* [Exercise material]:

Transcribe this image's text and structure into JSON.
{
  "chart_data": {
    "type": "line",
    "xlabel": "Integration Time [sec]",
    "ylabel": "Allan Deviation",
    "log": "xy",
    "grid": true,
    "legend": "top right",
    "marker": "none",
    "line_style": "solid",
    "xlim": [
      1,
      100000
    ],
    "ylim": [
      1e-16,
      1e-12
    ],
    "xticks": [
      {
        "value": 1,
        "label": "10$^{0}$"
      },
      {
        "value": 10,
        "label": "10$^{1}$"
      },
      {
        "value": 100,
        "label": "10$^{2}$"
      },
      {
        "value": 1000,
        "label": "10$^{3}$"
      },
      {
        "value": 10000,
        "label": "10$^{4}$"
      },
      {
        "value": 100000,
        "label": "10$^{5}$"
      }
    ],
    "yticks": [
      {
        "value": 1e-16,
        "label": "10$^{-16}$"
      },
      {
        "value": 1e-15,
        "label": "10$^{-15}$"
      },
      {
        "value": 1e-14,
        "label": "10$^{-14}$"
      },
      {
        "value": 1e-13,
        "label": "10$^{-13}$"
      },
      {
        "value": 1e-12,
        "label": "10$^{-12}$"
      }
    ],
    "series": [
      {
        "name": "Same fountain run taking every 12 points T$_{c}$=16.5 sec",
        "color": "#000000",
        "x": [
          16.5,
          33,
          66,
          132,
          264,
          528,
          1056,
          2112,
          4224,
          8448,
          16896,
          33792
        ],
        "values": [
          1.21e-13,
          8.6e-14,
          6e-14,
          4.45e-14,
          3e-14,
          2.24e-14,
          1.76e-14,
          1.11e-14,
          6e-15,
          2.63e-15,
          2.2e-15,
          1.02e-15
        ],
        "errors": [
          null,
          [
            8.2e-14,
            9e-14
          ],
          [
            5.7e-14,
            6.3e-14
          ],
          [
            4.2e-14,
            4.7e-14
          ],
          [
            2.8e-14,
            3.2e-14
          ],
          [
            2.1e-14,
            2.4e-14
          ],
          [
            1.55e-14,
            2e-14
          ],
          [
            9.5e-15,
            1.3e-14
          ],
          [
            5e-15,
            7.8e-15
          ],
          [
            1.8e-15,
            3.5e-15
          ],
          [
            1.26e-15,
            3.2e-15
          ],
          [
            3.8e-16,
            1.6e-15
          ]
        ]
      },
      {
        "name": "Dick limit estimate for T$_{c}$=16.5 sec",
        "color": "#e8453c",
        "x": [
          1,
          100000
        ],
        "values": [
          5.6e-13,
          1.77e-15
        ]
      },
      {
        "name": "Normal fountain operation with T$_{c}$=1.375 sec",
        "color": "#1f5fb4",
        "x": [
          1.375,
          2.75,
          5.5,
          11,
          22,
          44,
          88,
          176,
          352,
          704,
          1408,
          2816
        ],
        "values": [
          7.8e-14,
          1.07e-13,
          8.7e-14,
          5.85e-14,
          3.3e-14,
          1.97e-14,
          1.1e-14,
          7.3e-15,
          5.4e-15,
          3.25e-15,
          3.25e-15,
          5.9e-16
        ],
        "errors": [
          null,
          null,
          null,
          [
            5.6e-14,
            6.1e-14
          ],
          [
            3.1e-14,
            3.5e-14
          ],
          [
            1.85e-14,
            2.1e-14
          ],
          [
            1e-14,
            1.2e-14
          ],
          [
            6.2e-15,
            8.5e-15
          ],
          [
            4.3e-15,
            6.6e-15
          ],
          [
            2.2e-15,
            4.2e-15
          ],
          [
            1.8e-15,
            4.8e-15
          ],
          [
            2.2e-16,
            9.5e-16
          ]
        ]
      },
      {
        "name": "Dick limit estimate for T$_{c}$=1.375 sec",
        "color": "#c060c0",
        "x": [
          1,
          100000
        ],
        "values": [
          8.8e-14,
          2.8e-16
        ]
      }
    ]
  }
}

* [Given request]:
Read the data above. Pull out each line in which the string "Dick" appears.

* [Correct result]:
        "name": "Dick limit estimate for T$_{c}$=16.5 sec",
        "name": "Dick limit estimate for T$_{c}$=1.375 sec",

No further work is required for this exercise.